• [What you should do]: Reproduce each line bearing the word "ylabel".

[start of Information supplied]

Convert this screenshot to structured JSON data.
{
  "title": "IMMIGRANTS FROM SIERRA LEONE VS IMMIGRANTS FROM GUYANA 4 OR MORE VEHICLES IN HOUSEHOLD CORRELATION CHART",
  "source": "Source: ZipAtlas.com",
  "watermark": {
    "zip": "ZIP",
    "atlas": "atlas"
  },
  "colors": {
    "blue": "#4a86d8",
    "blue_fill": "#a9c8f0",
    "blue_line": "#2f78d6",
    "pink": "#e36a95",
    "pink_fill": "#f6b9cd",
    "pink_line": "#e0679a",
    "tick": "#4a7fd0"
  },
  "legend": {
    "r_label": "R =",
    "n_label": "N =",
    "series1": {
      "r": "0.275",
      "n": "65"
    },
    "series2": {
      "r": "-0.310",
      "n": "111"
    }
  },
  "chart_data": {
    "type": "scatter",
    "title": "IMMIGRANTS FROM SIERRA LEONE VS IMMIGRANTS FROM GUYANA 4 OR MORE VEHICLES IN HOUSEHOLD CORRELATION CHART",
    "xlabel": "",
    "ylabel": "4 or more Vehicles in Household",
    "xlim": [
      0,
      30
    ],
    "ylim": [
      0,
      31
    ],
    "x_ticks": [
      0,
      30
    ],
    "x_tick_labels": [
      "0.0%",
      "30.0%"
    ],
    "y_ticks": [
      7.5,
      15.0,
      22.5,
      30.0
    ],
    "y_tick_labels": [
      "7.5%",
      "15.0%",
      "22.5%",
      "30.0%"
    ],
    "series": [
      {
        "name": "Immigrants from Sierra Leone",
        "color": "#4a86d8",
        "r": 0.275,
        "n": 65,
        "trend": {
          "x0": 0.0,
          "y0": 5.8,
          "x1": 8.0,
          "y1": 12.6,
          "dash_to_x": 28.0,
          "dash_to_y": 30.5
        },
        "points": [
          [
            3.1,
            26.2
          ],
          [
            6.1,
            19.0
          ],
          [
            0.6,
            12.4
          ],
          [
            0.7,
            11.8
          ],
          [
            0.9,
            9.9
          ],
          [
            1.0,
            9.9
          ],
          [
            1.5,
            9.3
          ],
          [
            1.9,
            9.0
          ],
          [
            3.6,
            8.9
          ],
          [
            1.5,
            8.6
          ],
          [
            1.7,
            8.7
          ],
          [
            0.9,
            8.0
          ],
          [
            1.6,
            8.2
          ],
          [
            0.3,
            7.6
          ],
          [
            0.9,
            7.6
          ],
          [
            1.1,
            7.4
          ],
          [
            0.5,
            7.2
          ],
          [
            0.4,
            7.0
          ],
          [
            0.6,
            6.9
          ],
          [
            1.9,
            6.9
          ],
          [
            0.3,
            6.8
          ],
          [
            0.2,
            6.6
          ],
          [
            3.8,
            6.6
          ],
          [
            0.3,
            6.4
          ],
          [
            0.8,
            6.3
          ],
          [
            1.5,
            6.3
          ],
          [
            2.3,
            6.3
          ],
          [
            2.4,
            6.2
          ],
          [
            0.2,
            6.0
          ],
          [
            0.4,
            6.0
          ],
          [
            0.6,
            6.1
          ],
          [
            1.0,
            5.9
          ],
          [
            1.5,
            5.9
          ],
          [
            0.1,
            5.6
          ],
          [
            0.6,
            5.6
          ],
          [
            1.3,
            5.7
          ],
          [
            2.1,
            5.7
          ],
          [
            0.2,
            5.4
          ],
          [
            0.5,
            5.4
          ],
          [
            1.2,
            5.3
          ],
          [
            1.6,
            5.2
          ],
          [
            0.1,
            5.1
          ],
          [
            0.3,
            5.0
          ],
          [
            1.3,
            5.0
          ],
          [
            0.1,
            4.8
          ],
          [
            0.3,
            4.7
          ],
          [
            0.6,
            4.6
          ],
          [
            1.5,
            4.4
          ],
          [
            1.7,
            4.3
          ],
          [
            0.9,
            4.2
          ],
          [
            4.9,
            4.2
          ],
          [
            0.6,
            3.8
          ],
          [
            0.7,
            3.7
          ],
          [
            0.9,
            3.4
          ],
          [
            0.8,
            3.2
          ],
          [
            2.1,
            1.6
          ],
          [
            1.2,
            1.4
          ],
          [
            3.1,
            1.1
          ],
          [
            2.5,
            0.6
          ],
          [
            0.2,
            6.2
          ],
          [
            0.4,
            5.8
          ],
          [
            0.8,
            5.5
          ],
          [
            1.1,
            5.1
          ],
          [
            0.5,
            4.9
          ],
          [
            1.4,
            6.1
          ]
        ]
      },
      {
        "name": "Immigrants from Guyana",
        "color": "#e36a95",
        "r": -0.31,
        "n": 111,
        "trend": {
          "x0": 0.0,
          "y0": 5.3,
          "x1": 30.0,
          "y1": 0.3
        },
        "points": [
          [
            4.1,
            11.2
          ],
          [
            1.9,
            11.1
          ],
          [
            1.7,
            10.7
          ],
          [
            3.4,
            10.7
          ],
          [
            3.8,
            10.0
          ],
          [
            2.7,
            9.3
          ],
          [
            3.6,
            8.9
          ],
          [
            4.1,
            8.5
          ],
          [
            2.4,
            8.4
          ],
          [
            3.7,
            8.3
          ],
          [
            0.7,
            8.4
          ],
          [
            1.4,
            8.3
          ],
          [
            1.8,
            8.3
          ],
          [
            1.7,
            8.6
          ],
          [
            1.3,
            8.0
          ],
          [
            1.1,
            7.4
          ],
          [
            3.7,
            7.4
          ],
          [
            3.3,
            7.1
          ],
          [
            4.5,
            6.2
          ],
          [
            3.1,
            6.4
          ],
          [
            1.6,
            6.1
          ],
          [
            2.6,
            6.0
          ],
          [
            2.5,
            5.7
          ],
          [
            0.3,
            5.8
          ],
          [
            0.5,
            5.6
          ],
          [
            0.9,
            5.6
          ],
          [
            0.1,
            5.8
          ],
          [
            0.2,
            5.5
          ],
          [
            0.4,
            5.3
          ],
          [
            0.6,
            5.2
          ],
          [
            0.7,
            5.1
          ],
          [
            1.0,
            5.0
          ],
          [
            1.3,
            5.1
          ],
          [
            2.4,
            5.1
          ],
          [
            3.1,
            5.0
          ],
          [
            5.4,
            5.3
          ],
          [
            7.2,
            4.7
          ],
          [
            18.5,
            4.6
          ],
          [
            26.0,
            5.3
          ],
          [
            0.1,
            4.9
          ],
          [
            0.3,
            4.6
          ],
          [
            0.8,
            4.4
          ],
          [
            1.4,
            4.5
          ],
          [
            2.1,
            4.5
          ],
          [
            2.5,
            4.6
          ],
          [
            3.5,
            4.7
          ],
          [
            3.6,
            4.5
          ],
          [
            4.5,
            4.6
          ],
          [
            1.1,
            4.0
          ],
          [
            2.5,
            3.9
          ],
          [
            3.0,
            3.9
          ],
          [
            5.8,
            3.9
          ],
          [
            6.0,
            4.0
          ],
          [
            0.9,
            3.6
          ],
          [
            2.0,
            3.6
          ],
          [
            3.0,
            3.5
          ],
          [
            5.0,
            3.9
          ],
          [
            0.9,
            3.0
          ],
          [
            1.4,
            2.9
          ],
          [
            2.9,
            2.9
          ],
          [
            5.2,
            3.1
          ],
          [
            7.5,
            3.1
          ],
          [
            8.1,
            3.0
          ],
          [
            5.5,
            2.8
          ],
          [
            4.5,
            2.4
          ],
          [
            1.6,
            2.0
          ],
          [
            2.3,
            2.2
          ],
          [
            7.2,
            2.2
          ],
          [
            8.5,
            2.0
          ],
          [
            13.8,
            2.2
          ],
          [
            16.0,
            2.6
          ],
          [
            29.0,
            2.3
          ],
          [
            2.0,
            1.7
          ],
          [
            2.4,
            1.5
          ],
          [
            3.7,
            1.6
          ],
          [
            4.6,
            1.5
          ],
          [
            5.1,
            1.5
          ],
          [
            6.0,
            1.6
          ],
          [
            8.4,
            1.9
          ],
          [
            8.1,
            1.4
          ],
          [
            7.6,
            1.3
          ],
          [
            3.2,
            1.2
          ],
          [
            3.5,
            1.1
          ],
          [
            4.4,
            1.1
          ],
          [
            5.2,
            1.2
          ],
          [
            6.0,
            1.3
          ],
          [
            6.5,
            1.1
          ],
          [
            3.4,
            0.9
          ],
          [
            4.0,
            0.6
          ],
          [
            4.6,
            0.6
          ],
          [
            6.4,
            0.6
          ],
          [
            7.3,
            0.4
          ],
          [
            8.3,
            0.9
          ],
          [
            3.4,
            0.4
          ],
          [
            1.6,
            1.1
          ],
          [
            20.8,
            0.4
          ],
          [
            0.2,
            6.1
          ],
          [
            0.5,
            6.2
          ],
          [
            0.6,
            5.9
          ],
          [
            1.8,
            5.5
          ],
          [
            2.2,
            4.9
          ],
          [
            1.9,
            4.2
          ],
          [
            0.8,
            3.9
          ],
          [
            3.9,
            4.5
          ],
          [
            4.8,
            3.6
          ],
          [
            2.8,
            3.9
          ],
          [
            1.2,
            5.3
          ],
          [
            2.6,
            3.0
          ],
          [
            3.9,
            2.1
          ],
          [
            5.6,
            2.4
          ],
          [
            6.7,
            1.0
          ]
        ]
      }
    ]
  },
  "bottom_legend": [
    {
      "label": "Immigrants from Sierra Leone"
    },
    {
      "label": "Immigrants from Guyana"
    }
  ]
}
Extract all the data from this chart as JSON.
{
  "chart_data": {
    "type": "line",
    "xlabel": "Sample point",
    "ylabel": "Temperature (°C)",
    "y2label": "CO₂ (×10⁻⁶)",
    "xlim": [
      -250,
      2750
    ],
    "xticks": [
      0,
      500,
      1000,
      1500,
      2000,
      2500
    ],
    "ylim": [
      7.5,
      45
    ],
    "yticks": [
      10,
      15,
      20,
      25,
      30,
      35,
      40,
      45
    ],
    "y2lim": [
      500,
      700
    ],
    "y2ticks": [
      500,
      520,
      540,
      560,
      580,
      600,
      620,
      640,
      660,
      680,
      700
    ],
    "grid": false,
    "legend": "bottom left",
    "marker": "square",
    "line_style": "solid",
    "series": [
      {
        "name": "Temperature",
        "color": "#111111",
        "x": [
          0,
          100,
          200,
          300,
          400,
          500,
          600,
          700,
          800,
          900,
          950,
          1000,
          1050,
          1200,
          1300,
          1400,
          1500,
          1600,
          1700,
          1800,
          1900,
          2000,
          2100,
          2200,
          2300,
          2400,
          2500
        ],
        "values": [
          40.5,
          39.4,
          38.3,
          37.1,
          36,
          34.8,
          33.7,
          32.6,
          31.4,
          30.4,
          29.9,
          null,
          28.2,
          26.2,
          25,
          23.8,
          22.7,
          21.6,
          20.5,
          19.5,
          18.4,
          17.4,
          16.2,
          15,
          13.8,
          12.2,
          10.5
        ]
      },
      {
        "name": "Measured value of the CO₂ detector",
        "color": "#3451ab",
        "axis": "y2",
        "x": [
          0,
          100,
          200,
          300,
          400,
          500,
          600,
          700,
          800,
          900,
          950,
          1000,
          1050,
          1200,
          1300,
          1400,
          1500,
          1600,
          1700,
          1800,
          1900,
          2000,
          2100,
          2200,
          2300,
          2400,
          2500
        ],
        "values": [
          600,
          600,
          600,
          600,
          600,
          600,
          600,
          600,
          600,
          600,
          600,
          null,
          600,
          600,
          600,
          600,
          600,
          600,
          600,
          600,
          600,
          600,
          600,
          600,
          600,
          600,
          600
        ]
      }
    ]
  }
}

[end of Information supplied]

• [Completed exercise]:
    "ylabel": "4 or more Vehicles in Household",
    "ylabel": "Temperature (°C)",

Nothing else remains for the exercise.